- **WHAT YOU HAVE TO DO**
Repeat the listing exactly as given, omitting every image.

==*==

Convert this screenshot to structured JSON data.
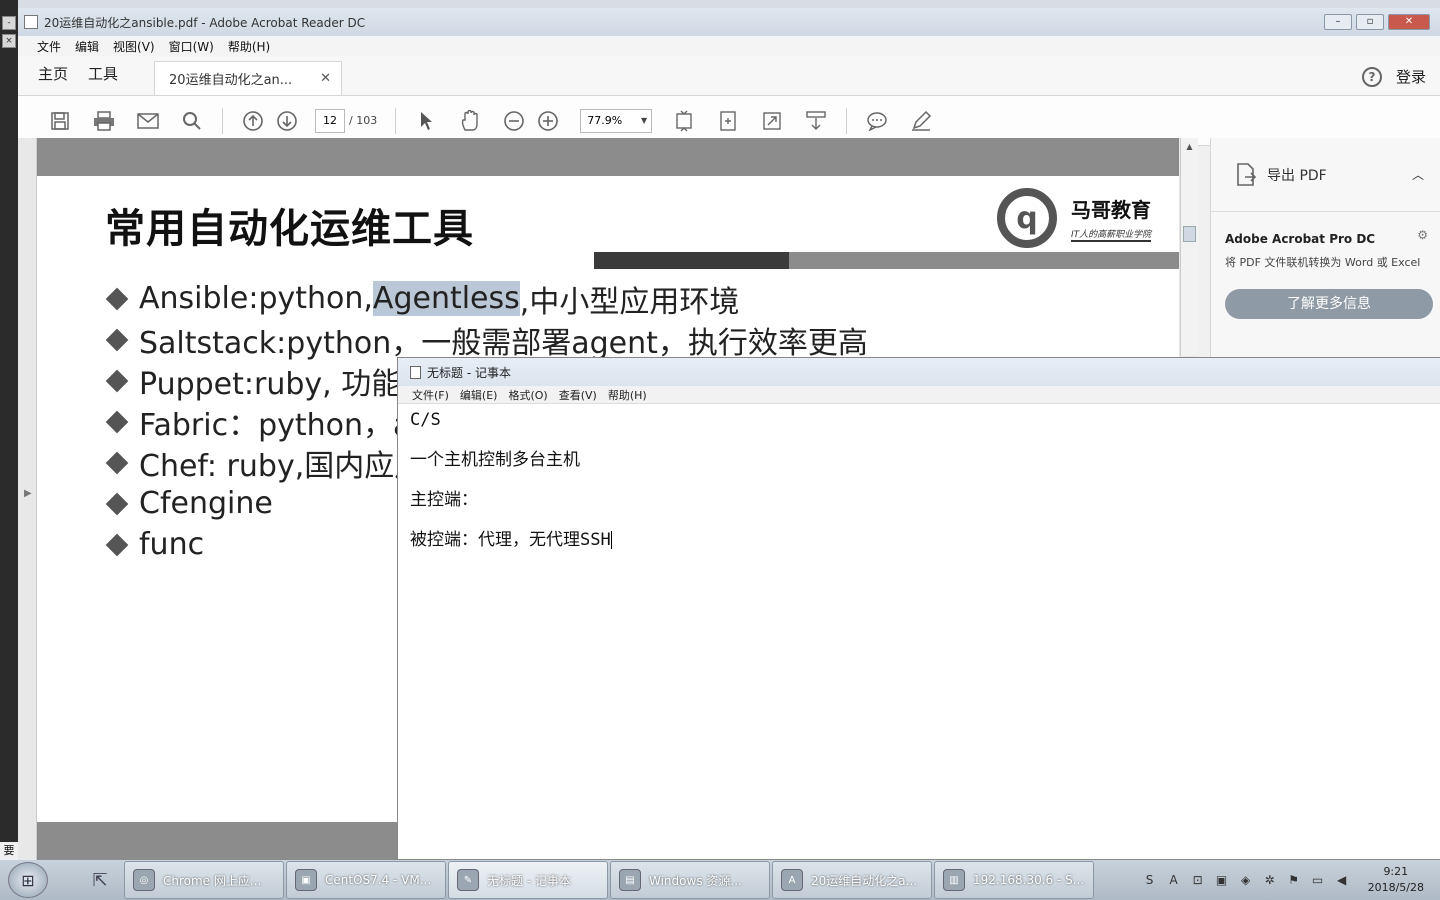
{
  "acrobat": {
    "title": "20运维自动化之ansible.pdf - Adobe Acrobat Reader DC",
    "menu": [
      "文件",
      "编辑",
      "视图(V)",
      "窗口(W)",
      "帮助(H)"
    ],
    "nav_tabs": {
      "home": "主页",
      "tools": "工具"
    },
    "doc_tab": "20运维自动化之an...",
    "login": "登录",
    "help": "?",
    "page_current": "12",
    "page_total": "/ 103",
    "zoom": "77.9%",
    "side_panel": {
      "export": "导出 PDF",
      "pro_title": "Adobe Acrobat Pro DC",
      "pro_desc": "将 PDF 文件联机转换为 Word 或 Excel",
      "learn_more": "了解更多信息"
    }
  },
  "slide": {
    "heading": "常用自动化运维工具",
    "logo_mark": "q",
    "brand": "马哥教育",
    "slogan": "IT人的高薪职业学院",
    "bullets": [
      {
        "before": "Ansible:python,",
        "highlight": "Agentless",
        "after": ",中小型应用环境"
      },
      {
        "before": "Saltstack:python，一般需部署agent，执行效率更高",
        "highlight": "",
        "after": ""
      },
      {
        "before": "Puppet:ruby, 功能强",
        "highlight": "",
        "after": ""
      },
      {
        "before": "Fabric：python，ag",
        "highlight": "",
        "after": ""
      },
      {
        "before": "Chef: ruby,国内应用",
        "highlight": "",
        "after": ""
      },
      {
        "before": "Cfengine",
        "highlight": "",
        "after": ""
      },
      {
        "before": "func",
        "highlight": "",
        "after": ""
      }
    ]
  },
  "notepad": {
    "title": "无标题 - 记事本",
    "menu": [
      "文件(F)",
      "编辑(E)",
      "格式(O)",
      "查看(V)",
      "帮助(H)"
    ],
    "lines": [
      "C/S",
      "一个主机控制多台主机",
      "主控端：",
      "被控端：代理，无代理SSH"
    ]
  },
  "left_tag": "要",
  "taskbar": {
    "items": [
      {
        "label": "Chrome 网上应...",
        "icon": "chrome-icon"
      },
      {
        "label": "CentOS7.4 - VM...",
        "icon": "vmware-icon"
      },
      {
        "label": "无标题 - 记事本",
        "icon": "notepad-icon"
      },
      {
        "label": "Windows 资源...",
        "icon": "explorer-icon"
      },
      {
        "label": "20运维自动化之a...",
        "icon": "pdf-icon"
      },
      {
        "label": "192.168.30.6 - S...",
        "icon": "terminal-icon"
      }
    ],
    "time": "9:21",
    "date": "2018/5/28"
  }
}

==*==

- **REPLY TO THE EXERCISE**
Convert this screenshot to structured JSON data.
{
  "acrobat": {
    "title": "20运维自动化之ansible.pdf - Adobe Acrobat Reader DC",
    "menu": [
      "文件",
      "编辑",
      "视图(V)",
      "窗口(W)",
      "帮助(H)"
    ],
    "nav_tabs": {
      "home": "主页",
      "tools": "工具"
    },
    "doc_tab": "20运维自动化之an...",
    "login": "登录",
    "help": "?",
    "page_current": "12",
    "page_total": "/ 103",
    "zoom": "77.9%",
    "side_panel": {
      "export": "导出 PDF",
      "pro_title": "Adobe Acrobat Pro DC",
      "pro_desc": "将 PDF 文件联机转换为 Word 或 Excel",
      "learn_more": "了解更多信息"
    }
  },
  "slide": {
    "heading": "常用自动化运维工具",
    "logo_mark": "q",
    "brand": "马哥教育",
    "slogan": "IT人的高薪职业学院",
    "bullets": [
      {
        "before": "Ansible:python,",
        "highlight": "Agentless",
        "after": ",中小型应用环境"
      },
      {
        "before": "Saltstack:python，一般需部署agent，执行效率更高",
        "highlight": "",
        "after": ""
      },
      {
        "before": "Puppet:ruby, 功能强",
        "highlight": "",
        "after": ""
      },
      {
        "before": "Fabric：python，ag",
        "highlight": "",
        "after": ""
      },
      {
        "before": "Chef: ruby,国内应用",
        "highlight": "",
        "after": ""
      },
      {
        "before": "Cfengine",
        "highlight": "",
        "after": ""
      },
      {
        "before": "func",
        "highlight": "",
        "after": ""
      }
    ]
  },
  "notepad": {
    "title": "无标题 - 记事本",
    "menu": [
      "文件(F)",
      "编辑(E)",
      "格式(O)",
      "查看(V)",
      "帮助(H)"
    ],
    "lines": [
      "C/S",
      "一个主机控制多台主机",
      "主控端：",
      "被控端：代理，无代理SSH"
    ]
  },
  "left_tag": "要",
  "taskbar": {
    "items": [
      {
        "label": "Chrome 网上应...",
        "icon": "chrome-icon"
      },
      {
        "label": "CentOS7.4 - VM...",
        "icon": "vmware-icon"
      },
      {
        "label": "无标题 - 记事本",
        "icon": "notepad-icon"
      },
      {
        "label": "Windows 资源...",
        "icon": "explorer-icon"
      },
      {
        "label": "20运维自动化之a...",
        "icon": "pdf-icon"
      },
      {
        "label": "192.168.30.6 - S...",
        "icon": "terminal-icon"
      }
    ],
    "time": "9:21",
    "date": "2018/5/28"
  }
}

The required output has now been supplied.